[Task details]: Transcribe the entries exactly; images are not part of the copy.

[Records to use]:
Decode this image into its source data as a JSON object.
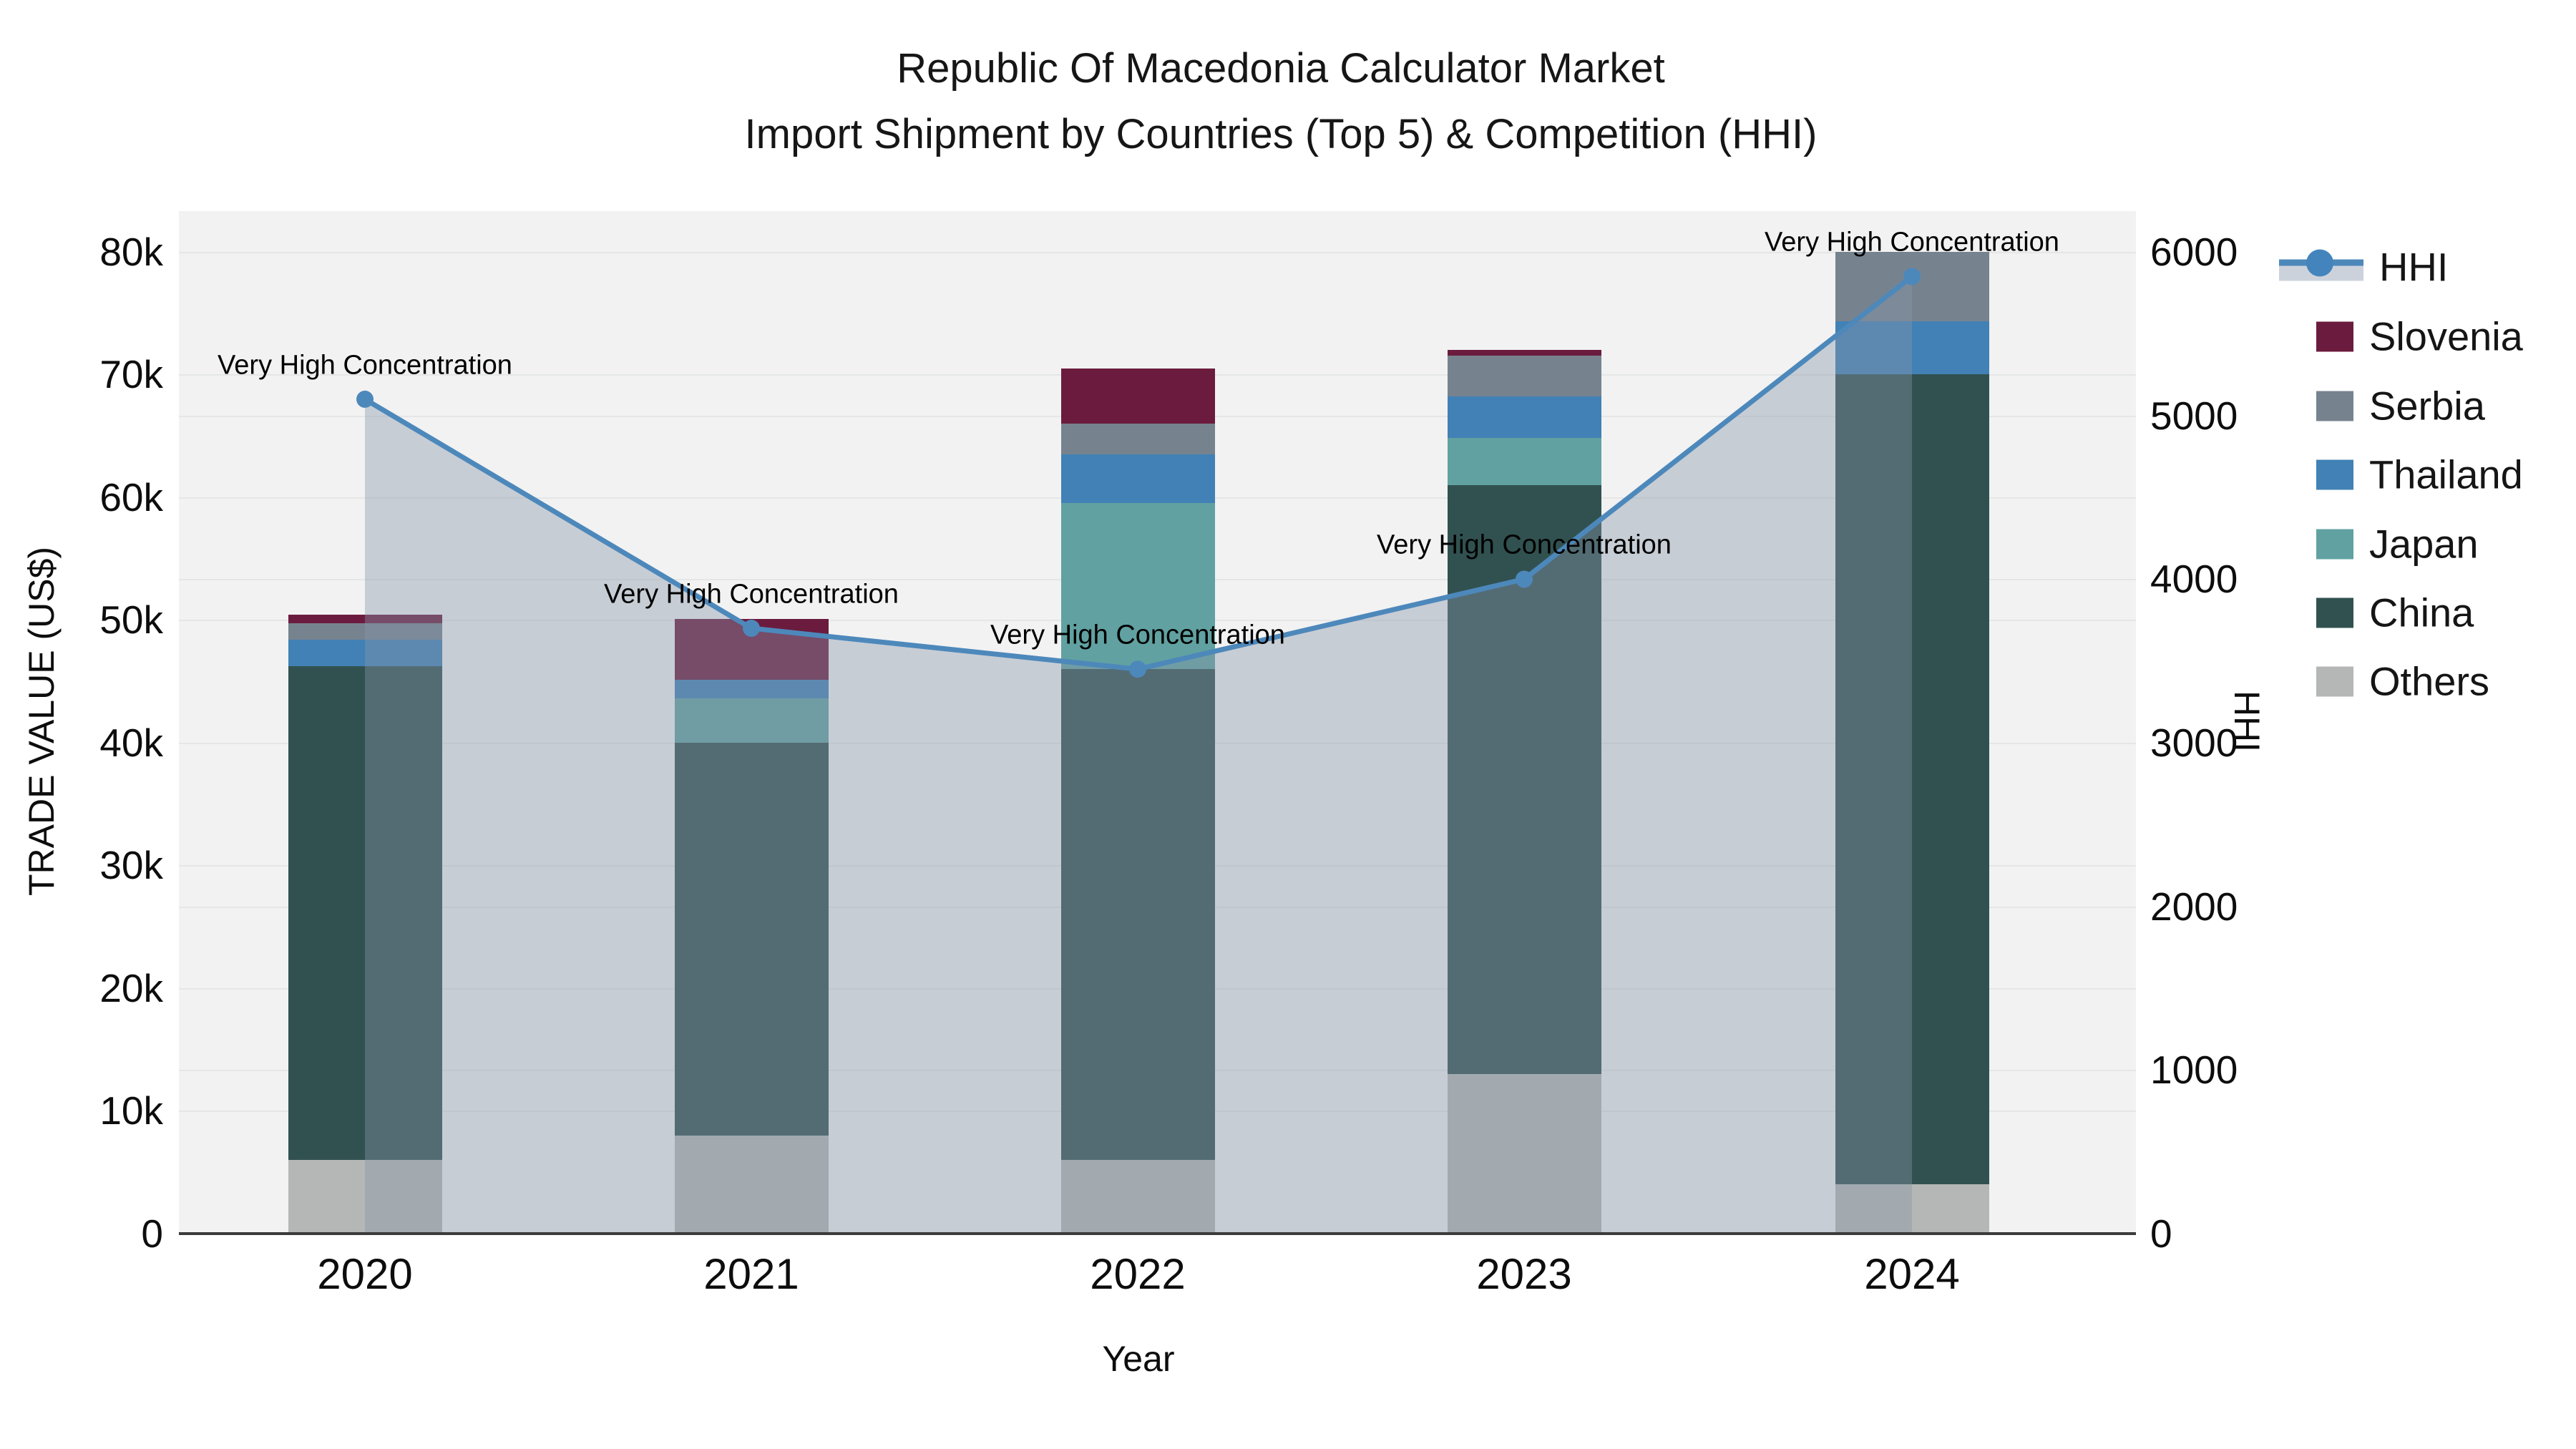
{
  "title": {
    "line1": "Republic Of Macedonia Calculator Market",
    "line2": "Import Shipment by Countries (Top 5) & Competition (HHI)"
  },
  "chart_data": {
    "type": "bar+line",
    "categories": [
      "2020",
      "2021",
      "2022",
      "2023",
      "2024"
    ],
    "x_title": "Year",
    "y_left": {
      "title": "TRADE VALUE (US$)",
      "range": [
        0,
        83300
      ],
      "grid": true,
      "ticks": [
        {
          "label": "0",
          "v": 0
        },
        {
          "label": "10k",
          "v": 10000
        },
        {
          "label": "20k",
          "v": 20000
        },
        {
          "label": "30k",
          "v": 30000
        },
        {
          "label": "40k",
          "v": 40000
        },
        {
          "label": "50k",
          "v": 50000
        },
        {
          "label": "60k",
          "v": 60000
        },
        {
          "label": "70k",
          "v": 70000
        },
        {
          "label": "80k",
          "v": 80000
        }
      ]
    },
    "y_right": {
      "title": "HHI",
      "range": [
        0,
        6250
      ],
      "grid": true,
      "ticks": [
        {
          "label": "0",
          "v": 0
        },
        {
          "label": "1000",
          "v": 1000
        },
        {
          "label": "2000",
          "v": 2000
        },
        {
          "label": "3000",
          "v": 3000
        },
        {
          "label": "4000",
          "v": 4000
        },
        {
          "label": "5000",
          "v": 5000
        },
        {
          "label": "6000",
          "v": 6000
        }
      ]
    },
    "stack_order_bottom_to_top": [
      "Others",
      "China",
      "Japan",
      "Thailand",
      "Serbia",
      "Slovenia"
    ],
    "series": [
      {
        "name": "Others",
        "color": "#b4b7b5",
        "values": [
          6000,
          8000,
          6000,
          13000,
          4000
        ]
      },
      {
        "name": "China",
        "color": "#315150",
        "values": [
          40200,
          32000,
          40000,
          48000,
          66000
        ]
      },
      {
        "name": "Japan",
        "color": "#61a1a1",
        "values": [
          0,
          3600,
          13500,
          3800,
          0
        ]
      },
      {
        "name": "Thailand",
        "color": "#4181b5",
        "values": [
          2200,
          1500,
          4000,
          3400,
          4300
        ]
      },
      {
        "name": "Serbia",
        "color": "#76838f",
        "values": [
          1300,
          0,
          2500,
          3300,
          5700
        ]
      },
      {
        "name": "Slovenia",
        "color": "#6b1c3e",
        "values": [
          700,
          5000,
          4500,
          500,
          0
        ]
      }
    ],
    "line": {
      "name": "HHI",
      "axis": "right",
      "color": "#4d88bb",
      "fill": "rgba(136,150,170,0.40)",
      "values": [
        5100,
        3700,
        3450,
        4000,
        5850
      ]
    },
    "annotations": [
      {
        "category": "2020",
        "text": "Very High Concentration"
      },
      {
        "category": "2021",
        "text": "Very High Concentration"
      },
      {
        "category": "2022",
        "text": "Very High Concentration"
      },
      {
        "category": "2023",
        "text": "Very High Concentration"
      },
      {
        "category": "2024",
        "text": "Very High Concentration"
      }
    ],
    "legend_order": [
      "HHI",
      "Slovenia",
      "Serbia",
      "Thailand",
      "Japan",
      "China",
      "Others"
    ],
    "legend_position": "right"
  },
  "colors": {
    "plot_background": "#f2f2f2",
    "figure_background": "#ffffff",
    "gridline": "#e5e6e7",
    "axis_line": "#3b3b3b",
    "hhi_line": "#4d88bb",
    "hhi_area": "rgba(136,150,170,0.40)"
  }
}
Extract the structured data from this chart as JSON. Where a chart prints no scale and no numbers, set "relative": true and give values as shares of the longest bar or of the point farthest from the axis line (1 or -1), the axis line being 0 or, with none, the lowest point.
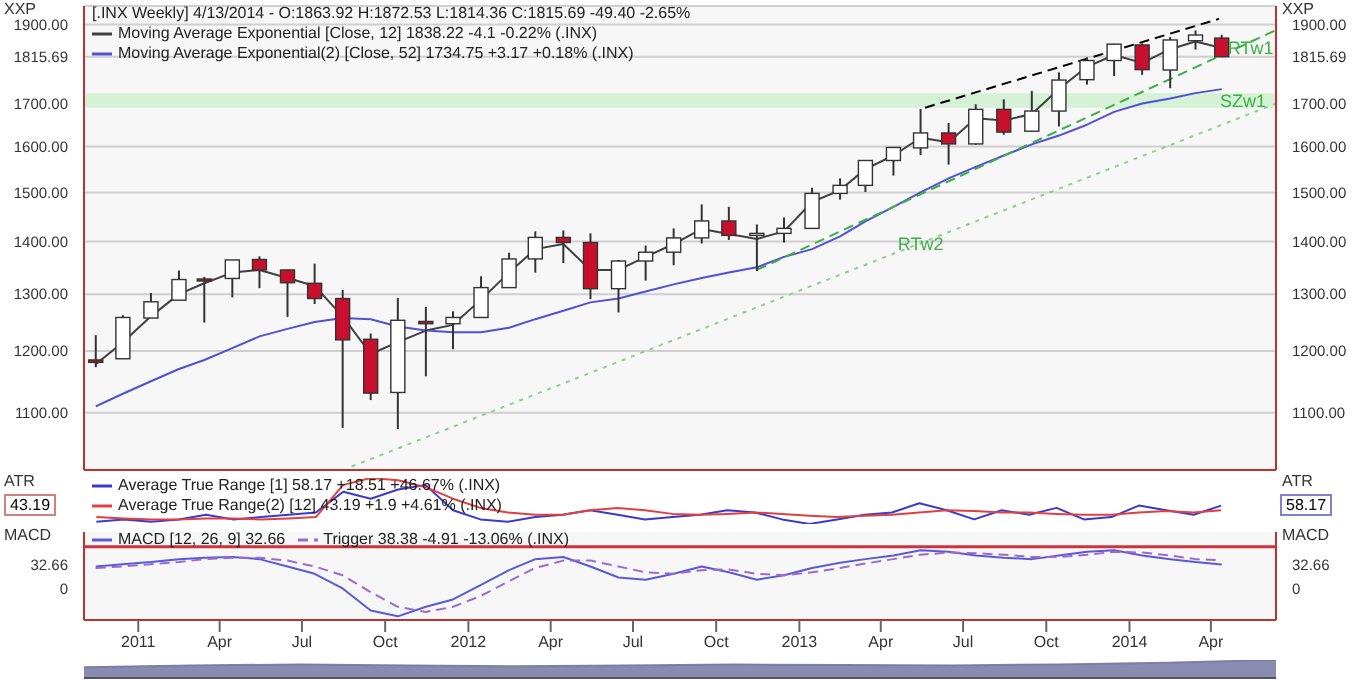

[Written answer]:
Decode this image into its source data as a JSON object.
{
  "title": {
    "line1": "Republic Of Macedonia Calculator Market",
    "line2": "Import Shipment by Countries (Top 5) & Competition (HHI)"
  },
  "chart_data": {
    "type": "bar+line",
    "categories": [
      "2020",
      "2021",
      "2022",
      "2023",
      "2024"
    ],
    "x_title": "Year",
    "y_left": {
      "title": "TRADE VALUE (US$)",
      "range": [
        0,
        83300
      ],
      "grid": true,
      "ticks": [
        {
          "label": "0",
          "v": 0
        },
        {
          "label": "10k",
          "v": 10000
        },
        {
          "label": "20k",
          "v": 20000
        },
        {
          "label": "30k",
          "v": 30000
        },
        {
          "label": "40k",
          "v": 40000
        },
        {
          "label": "50k",
          "v": 50000
        },
        {
          "label": "60k",
          "v": 60000
        },
        {
          "label": "70k",
          "v": 70000
        },
        {
          "label": "80k",
          "v": 80000
        }
      ]
    },
    "y_right": {
      "title": "HHI",
      "range": [
        0,
        6250
      ],
      "grid": true,
      "ticks": [
        {
          "label": "0",
          "v": 0
        },
        {
          "label": "1000",
          "v": 1000
        },
        {
          "label": "2000",
          "v": 2000
        },
        {
          "label": "3000",
          "v": 3000
        },
        {
          "label": "4000",
          "v": 4000
        },
        {
          "label": "5000",
          "v": 5000
        },
        {
          "label": "6000",
          "v": 6000
        }
      ]
    },
    "stack_order_bottom_to_top": [
      "Others",
      "China",
      "Japan",
      "Thailand",
      "Serbia",
      "Slovenia"
    ],
    "series": [
      {
        "name": "Others",
        "color": "#b4b7b5",
        "values": [
          6000,
          8000,
          6000,
          13000,
          4000
        ]
      },
      {
        "name": "China",
        "color": "#315150",
        "values": [
          40200,
          32000,
          40000,
          48000,
          66000
        ]
      },
      {
        "name": "Japan",
        "color": "#61a1a1",
        "values": [
          0,
          3600,
          13500,
          3800,
          0
        ]
      },
      {
        "name": "Thailand",
        "color": "#4181b5",
        "values": [
          2200,
          1500,
          4000,
          3400,
          4300
        ]
      },
      {
        "name": "Serbia",
        "color": "#76838f",
        "values": [
          1300,
          0,
          2500,
          3300,
          5700
        ]
      },
      {
        "name": "Slovenia",
        "color": "#6b1c3e",
        "values": [
          700,
          5000,
          4500,
          500,
          0
        ]
      }
    ],
    "line": {
      "name": "HHI",
      "axis": "right",
      "color": "#4d88bb",
      "fill": "rgba(136,150,170,0.40)",
      "values": [
        5100,
        3700,
        3450,
        4000,
        5850
      ]
    },
    "annotations": [
      {
        "category": "2020",
        "text": "Very High Concentration"
      },
      {
        "category": "2021",
        "text": "Very High Concentration"
      },
      {
        "category": "2022",
        "text": "Very High Concentration"
      },
      {
        "category": "2023",
        "text": "Very High Concentration"
      },
      {
        "category": "2024",
        "text": "Very High Concentration"
      }
    ],
    "legend_order": [
      "HHI",
      "Slovenia",
      "Serbia",
      "Thailand",
      "Japan",
      "China",
      "Others"
    ],
    "legend_position": "right"
  },
  "colors": {
    "plot_background": "#f2f2f2",
    "figure_background": "#ffffff",
    "gridline": "#e5e6e7",
    "axis_line": "#3b3b3b",
    "hhi_line": "#4d88bb",
    "hhi_area": "rgba(136,150,170,0.40)"
  }
}
Extract the structured data from this chart as JSON. Where a chart prints no scale and no numbers, set "relative": true and give values as shares of the longest bar or of the point farthest from the axis line (1 or -1), the axis line being 0 or, with none, the lowest point.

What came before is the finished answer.